Directive:
Write out the data below in full. Keep it exact.

Records:
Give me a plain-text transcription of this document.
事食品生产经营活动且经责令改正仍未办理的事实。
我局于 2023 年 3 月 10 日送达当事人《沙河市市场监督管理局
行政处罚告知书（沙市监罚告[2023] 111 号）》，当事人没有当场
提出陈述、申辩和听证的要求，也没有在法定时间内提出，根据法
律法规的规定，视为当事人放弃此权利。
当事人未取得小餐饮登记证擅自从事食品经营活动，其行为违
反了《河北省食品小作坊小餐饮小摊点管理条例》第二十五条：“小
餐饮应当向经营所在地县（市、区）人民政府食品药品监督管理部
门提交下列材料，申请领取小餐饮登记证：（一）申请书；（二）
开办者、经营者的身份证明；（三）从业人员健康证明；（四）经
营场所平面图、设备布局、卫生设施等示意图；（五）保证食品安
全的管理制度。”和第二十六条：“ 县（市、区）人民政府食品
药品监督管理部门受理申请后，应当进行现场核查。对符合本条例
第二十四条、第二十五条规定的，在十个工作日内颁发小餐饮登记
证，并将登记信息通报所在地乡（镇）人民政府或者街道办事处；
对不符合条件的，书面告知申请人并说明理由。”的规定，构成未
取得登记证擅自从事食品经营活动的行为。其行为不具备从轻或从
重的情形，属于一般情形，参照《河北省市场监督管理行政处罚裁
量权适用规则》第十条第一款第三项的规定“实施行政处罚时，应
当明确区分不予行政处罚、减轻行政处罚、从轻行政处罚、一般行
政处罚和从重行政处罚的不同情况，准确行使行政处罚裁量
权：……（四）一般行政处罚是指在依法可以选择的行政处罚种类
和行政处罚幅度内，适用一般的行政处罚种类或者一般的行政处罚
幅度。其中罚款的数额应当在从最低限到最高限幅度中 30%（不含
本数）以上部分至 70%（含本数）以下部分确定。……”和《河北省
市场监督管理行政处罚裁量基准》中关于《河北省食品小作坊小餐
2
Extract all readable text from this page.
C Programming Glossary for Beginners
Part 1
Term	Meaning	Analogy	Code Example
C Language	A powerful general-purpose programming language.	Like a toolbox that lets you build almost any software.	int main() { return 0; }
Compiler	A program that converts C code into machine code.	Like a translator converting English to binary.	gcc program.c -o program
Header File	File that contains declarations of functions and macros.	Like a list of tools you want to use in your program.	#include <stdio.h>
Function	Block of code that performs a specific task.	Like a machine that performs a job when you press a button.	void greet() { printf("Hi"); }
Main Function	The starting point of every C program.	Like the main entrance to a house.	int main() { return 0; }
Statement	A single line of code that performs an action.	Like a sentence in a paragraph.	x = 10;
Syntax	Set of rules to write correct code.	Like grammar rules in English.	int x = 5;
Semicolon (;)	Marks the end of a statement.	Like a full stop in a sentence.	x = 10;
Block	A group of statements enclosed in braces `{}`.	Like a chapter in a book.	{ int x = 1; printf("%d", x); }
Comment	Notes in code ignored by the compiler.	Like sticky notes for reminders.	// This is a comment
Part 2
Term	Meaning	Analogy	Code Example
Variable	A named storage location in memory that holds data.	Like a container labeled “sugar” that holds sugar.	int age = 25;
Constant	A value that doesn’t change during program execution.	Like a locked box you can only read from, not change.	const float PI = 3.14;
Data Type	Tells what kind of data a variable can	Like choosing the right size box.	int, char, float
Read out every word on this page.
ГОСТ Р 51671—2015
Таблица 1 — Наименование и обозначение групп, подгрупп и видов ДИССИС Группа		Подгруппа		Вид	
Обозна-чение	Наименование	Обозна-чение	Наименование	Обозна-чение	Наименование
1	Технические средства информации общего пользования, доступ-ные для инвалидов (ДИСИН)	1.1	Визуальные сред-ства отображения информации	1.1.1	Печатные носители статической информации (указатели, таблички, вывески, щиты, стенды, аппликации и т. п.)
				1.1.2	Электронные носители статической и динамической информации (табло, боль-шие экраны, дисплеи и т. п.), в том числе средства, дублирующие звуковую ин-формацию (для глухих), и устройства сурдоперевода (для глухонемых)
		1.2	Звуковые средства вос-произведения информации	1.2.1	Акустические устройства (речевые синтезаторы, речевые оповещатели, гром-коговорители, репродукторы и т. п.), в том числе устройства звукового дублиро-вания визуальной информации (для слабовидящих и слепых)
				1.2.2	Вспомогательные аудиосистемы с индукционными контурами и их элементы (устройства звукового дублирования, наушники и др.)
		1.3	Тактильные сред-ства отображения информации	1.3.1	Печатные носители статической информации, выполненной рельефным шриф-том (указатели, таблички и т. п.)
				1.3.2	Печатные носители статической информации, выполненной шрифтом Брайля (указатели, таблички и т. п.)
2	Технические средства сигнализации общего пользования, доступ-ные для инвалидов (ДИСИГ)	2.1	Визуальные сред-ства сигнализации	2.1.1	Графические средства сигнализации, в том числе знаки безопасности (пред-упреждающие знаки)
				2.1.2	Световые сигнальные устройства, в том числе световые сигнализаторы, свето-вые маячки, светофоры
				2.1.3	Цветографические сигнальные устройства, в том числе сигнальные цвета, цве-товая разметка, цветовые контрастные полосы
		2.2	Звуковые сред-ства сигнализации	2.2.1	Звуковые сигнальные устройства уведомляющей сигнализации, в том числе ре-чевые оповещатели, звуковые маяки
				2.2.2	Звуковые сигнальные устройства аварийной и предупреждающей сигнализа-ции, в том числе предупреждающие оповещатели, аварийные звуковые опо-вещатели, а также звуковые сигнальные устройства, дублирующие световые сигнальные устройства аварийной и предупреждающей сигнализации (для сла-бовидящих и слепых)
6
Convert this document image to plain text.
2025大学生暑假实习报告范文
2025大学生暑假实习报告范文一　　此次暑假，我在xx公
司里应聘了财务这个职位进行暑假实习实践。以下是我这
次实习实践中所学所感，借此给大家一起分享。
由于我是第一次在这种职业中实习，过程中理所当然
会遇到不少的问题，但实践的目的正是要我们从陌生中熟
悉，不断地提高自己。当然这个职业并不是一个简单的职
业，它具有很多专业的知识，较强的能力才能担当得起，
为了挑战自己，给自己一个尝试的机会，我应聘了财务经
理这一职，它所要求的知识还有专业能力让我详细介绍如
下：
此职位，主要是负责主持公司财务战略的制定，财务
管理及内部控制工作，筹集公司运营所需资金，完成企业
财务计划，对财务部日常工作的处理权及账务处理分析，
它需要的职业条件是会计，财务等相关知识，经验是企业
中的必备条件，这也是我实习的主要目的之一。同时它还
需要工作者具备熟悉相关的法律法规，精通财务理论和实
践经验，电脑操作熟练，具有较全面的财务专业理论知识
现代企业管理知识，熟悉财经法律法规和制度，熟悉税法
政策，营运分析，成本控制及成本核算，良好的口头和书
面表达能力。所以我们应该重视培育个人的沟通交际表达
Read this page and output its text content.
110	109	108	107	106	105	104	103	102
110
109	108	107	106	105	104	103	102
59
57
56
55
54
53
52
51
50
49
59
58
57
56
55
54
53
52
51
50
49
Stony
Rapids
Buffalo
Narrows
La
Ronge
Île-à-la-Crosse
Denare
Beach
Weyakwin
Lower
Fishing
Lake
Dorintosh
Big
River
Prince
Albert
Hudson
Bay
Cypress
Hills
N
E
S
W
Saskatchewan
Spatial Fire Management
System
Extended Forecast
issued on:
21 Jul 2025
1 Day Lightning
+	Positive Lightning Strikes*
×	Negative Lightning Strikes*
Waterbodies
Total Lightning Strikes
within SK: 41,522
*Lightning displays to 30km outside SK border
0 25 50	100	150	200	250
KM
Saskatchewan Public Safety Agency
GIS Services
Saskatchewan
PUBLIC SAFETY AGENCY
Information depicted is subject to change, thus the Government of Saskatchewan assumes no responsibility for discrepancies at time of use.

Full answer:
Give me a plain-text transcription of this document.
事食品生产经营活动且经责令改正仍未办理的事实。
我局于 2023 年 3 月 10 日送达当事人《沙河市市场监督管理局
行政处罚告知书（沙市监罚告[2023] 111 号）》，当事人没有当场
提出陈述、申辩和听证的要求，也没有在法定时间内提出，根据法
律法规的规定，视为当事人放弃此权利。
当事人未取得小餐饮登记证擅自从事食品经营活动，其行为违
反了《河北省食品小作坊小餐饮小摊点管理条例》第二十五条：“小
餐饮应当向经营所在地县（市、区）人民政府食品药品监督管理部
门提交下列材料，申请领取小餐饮登记证：（一）申请书；（二）
开办者、经营者的身份证明；（三）从业人员健康证明；（四）经
营场所平面图、设备布局、卫生设施等示意图；（五）保证食品安
全的管理制度。”和第二十六条：“ 县（市、区）人民政府食品
药品监督管理部门受理申请后，应当进行现场核查。对符合本条例
第二十四条、第二十五条规定的，在十个工作日内颁发小餐饮登记
证，并将登记信息通报所在地乡（镇）人民政府或者街道办事处；
对不符合条件的，书面告知申请人并说明理由。”的规定，构成未
取得登记证擅自从事食品经营活动的行为。其行为不具备从轻或从
重的情形，属于一般情形，参照《河北省市场监督管理行政处罚裁
量权适用规则》第十条第一款第三项的规定“实施行政处罚时，应
当明确区分不予行政处罚、减轻行政处罚、从轻行政处罚、一般行
政处罚和从重行政处罚的不同情况，准确行使行政处罚裁量
权：……（四）一般行政处罚是指在依法可以选择的行政处罚种类
和行政处罚幅度内，适用一般的行政处罚种类或者一般的行政处罚
幅度。其中罚款的数额应当在从最低限到最高限幅度中 30%（不含
本数）以上部分至 70%（含本数）以下部分确定。……”和《河北省
市场监督管理行政处罚裁量基准》中关于《河北省食品小作坊小餐
2
Extract all readable text from this page.
C Programming Glossary for Beginners
Part 1
Term	Meaning	Analogy	Code Example
C Language	A powerful general-purpose programming language.	Like a toolbox that lets you build almost any software.	int main() { return 0; }
Compiler	A program that converts C code into machine code.	Like a translator converting English to binary.	gcc program.c -o program
Header File	File that contains declarations of functions and macros.	Like a list of tools you want to use in your program.	#include <stdio.h>
Function	Block of code that performs a specific task.	Like a machine that performs a job when you press a button.	void greet() { printf("Hi"); }
Main Function	The starting point of every C program.	Like the main entrance to a house.	int main() { return 0; }
Statement	A single line of code that performs an action.	Like a sentence in a paragraph.	x = 10;
Syntax	Set of rules to write correct code.	Like grammar rules in English.	int x = 5;
Semicolon (;)	Marks the end of a statement.	Like a full stop in a sentence.	x = 10;
Block	A group of statements enclosed in braces `{}`.	Like a chapter in a book.	{ int x = 1; printf("%d", x); }
Comment	Notes in code ignored by the compiler.	Like sticky notes for reminders.	// This is a comment
Part 2
Term	Meaning	Analogy	Code Example
Variable	A named storage location in memory that holds data.	Like a container labeled “sugar” that holds sugar.	int age = 25;
Constant	A value that doesn’t change during program execution.	Like a locked box you can only read from, not change.	const float PI = 3.14;
Data Type	Tells what kind of data a variable can	Like choosing the right size box.	int, char, float
Read out every word on this page.
ГОСТ Р 51671—2015
Таблица 1 — Наименование и обозначение групп, подгрупп и видов ДИССИС Группа		Подгруппа		Вид	
Обозна-чение	Наименование	Обозна-чение	Наименование	Обозна-чение	Наименование
1	Технические средства информации общего пользования, доступ-ные для инвалидов (ДИСИН)	1.1	Визуальные сред-ства отображения информации	1.1.1	Печатные носители статической информации (указатели, таблички, вывески, щиты, стенды, аппликации и т. п.)
				1.1.2	Электронные носители статической и динамической информации (табло, боль-шие экраны, дисплеи и т. п.), в том числе средства, дублирующие звуковую ин-формацию (для глухих), и устройства сурдоперевода (для глухонемых)
		1.2	Звуковые средства вос-произведения информации	1.2.1	Акустические устройства (речевые синтезаторы, речевые оповещатели, гром-коговорители, репродукторы и т. п.), в том числе устройства звукового дублиро-вания визуальной информации (для слабовидящих и слепых)
				1.2.2	Вспомогательные аудиосистемы с индукционными контурами и их элементы (устройства звукового дублирования, наушники и др.)
		1.3	Тактильные сред-ства отображения информации	1.3.1	Печатные носители статической информации, выполненной рельефным шриф-том (указатели, таблички и т. п.)
				1.3.2	Печатные носители статической информации, выполненной шрифтом Брайля (указатели, таблички и т. п.)
2	Технические средства сигнализации общего пользования, доступ-ные для инвалидов (ДИСИГ)	2.1	Визуальные сред-ства сигнализации	2.1.1	Графические средства сигнализации, в том числе знаки безопасности (пред-упреждающие знаки)
				2.1.2	Световые сигнальные устройства, в том числе световые сигнализаторы, свето-вые маячки, светофоры
				2.1.3	Цветографические сигнальные устройства, в том числе сигнальные цвета, цве-товая разметка, цветовые контрастные полосы
		2.2	Звуковые сред-ства сигнализации	2.2.1	Звуковые сигнальные устройства уведомляющей сигнализации, в том числе ре-чевые оповещатели, звуковые маяки
				2.2.2	Звуковые сигнальные устройства аварийной и предупреждающей сигнализа-ции, в том числе предупреждающие оповещатели, аварийные звуковые опо-вещатели, а также звуковые сигнальные устройства, дублирующие световые сигнальные устройства аварийной и предупреждающей сигнализации (для сла-бовидящих и слепых)
6
Convert this document image to plain text.
2025大学生暑假实习报告范文
2025大学生暑假实习报告范文一　　此次暑假，我在xx公
司里应聘了财务这个职位进行暑假实习实践。以下是我这
次实习实践中所学所感，借此给大家一起分享。
由于我是第一次在这种职业中实习，过程中理所当然
会遇到不少的问题，但实践的目的正是要我们从陌生中熟
悉，不断地提高自己。当然这个职业并不是一个简单的职
业，它具有很多专业的知识，较强的能力才能担当得起，
为了挑战自己，给自己一个尝试的机会，我应聘了财务经
理这一职，它所要求的知识还有专业能力让我详细介绍如
下：
此职位，主要是负责主持公司财务战略的制定，财务
管理及内部控制工作，筹集公司运营所需资金，完成企业
财务计划，对财务部日常工作的处理权及账务处理分析，
它需要的职业条件是会计，财务等相关知识，经验是企业
中的必备条件，这也是我实习的主要目的之一。同时它还
需要工作者具备熟悉相关的法律法规，精通财务理论和实
践经验，电脑操作熟练，具有较全面的财务专业理论知识
现代企业管理知识，熟悉财经法律法规和制度，熟悉税法
政策，营运分析，成本控制及成本核算，良好的口头和书
面表达能力。所以我们应该重视培育个人的沟通交际表达
Read this page and output its text content.
110	109	108	107	106	105	104	103	102
110
109	108	107	106	105	104	103	102
59
57
56
55
54
53
52
51
50
49
59
58
57
56
55
54
53
52
51
50
49
Stony
Rapids
Buffalo
Narrows
La
Ronge
Île-à-la-Crosse
Denare
Beach
Weyakwin
Lower
Fishing
Lake
Dorintosh
Big
River
Prince
Albert
Hudson
Bay
Cypress
Hills
N
E
S
W
Saskatchewan
Spatial Fire Management
System
Extended Forecast
issued on:
21 Jul 2025
1 Day Lightning
+	Positive Lightning Strikes*
×	Negative Lightning Strikes*
Waterbodies
Total Lightning Strikes
within SK: 41,522
*Lightning displays to 30km outside SK border
0 25 50	100	150	200	250
KM
Saskatchewan Public Safety Agency
GIS Services
Saskatchewan
PUBLIC SAFETY AGENCY
Information depicted is subject to change, thus the Government of Saskatchewan assumes no responsibility for discrepancies at time of use.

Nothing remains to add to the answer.